start STORED ROWS

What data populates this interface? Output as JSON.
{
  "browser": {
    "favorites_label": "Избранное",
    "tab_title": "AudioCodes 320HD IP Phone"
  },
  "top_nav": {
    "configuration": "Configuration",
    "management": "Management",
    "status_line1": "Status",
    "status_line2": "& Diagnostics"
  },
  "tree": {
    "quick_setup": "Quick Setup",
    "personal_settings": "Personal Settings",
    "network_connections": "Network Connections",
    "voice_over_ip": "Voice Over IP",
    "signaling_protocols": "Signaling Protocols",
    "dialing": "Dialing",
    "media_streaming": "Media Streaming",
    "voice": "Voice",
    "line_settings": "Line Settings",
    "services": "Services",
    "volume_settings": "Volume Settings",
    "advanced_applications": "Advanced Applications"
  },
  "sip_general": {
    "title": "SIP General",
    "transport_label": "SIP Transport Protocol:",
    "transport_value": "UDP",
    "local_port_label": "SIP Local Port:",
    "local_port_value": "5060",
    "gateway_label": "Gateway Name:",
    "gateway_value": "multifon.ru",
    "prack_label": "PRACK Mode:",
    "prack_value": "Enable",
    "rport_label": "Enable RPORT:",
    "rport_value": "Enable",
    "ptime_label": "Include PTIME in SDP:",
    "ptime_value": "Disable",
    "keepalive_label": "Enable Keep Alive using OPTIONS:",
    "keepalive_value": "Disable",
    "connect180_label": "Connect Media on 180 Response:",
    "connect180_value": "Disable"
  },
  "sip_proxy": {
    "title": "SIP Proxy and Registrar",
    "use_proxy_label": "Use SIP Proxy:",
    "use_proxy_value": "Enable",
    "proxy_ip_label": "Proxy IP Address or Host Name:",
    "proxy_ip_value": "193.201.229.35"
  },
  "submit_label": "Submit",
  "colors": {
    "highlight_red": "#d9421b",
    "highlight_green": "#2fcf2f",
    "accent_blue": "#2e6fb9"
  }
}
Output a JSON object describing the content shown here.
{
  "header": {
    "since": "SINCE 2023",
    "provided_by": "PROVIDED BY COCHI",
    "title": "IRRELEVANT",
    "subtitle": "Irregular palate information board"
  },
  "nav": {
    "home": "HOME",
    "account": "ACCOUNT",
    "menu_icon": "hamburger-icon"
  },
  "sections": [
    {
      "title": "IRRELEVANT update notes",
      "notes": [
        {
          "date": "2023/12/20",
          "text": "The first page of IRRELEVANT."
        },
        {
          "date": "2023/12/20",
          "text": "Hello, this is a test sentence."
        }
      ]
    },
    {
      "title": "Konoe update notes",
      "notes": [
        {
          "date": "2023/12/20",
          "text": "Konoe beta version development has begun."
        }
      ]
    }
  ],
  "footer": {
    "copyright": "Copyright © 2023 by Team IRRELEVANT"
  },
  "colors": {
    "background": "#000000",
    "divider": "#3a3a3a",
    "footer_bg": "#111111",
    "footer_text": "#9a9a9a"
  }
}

end STORED ROWS

[TASK]: Pull out every line in the material above where "Media" occurs.

[FINISHED ANSWER]:
    "media_streaming": "Media Streaming",
    "connect180_label": "Connect Media on 180 Response:",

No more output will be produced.